MATERIAL TO PROCESS –
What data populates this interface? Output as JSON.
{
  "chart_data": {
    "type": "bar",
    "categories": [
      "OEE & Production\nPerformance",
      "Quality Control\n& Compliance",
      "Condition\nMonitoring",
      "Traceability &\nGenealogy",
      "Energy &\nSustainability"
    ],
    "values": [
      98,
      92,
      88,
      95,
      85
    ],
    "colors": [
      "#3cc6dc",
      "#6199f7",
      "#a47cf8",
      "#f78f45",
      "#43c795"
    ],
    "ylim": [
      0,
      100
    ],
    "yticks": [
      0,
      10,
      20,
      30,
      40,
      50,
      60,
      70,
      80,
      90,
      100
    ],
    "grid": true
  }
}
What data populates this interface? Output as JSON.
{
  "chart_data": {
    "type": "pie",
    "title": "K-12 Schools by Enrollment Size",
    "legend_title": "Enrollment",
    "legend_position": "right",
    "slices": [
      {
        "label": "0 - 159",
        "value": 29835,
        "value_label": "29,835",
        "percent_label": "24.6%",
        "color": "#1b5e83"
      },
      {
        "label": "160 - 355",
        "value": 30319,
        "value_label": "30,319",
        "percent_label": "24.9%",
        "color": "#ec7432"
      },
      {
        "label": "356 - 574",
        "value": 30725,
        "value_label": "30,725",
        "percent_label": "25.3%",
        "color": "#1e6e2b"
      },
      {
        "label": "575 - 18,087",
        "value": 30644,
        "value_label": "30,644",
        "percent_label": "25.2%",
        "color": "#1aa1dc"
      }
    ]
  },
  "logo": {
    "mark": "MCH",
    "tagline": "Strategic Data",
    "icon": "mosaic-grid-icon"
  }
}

WHAT YOU WILL DO – Return all of the entries exactly as written.

ANSWER IN FULL –
What data populates this interface? Output as JSON.
{
  "chart_data": {
    "type": "bar",
    "categories": [
      "OEE & Production\nPerformance",
      "Quality Control\n& Compliance",
      "Condition\nMonitoring",
      "Traceability &\nGenealogy",
      "Energy &\nSustainability"
    ],
    "values": [
      98,
      92,
      88,
      95,
      85
    ],
    "colors": [
      "#3cc6dc",
      "#6199f7",
      "#a47cf8",
      "#f78f45",
      "#43c795"
    ],
    "ylim": [
      0,
      100
    ],
    "yticks": [
      0,
      10,
      20,
      30,
      40,
      50,
      60,
      70,
      80,
      90,
      100
    ],
    "grid": true
  }
}
What data populates this interface? Output as JSON.
{
  "chart_data": {
    "type": "pie",
    "title": "K-12 Schools by Enrollment Size",
    "legend_title": "Enrollment",
    "legend_position": "right",
    "slices": [
      {
        "label": "0 - 159",
        "value": 29835,
        "value_label": "29,835",
        "percent_label": "24.6%",
        "color": "#1b5e83"
      },
      {
        "label": "160 - 355",
        "value": 30319,
        "value_label": "30,319",
        "percent_label": "24.9%",
        "color": "#ec7432"
      },
      {
        "label": "356 - 574",
        "value": 30725,
        "value_label": "30,725",
        "percent_label": "25.3%",
        "color": "#1e6e2b"
      },
      {
        "label": "575 - 18,087",
        "value": 30644,
        "value_label": "30,644",
        "percent_label": "25.2%",
        "color": "#1aa1dc"
      }
    ]
  },
  "logo": {
    "mark": "MCH",
    "tagline": "Strategic Data",
    "icon": "mosaic-grid-icon"
  }
}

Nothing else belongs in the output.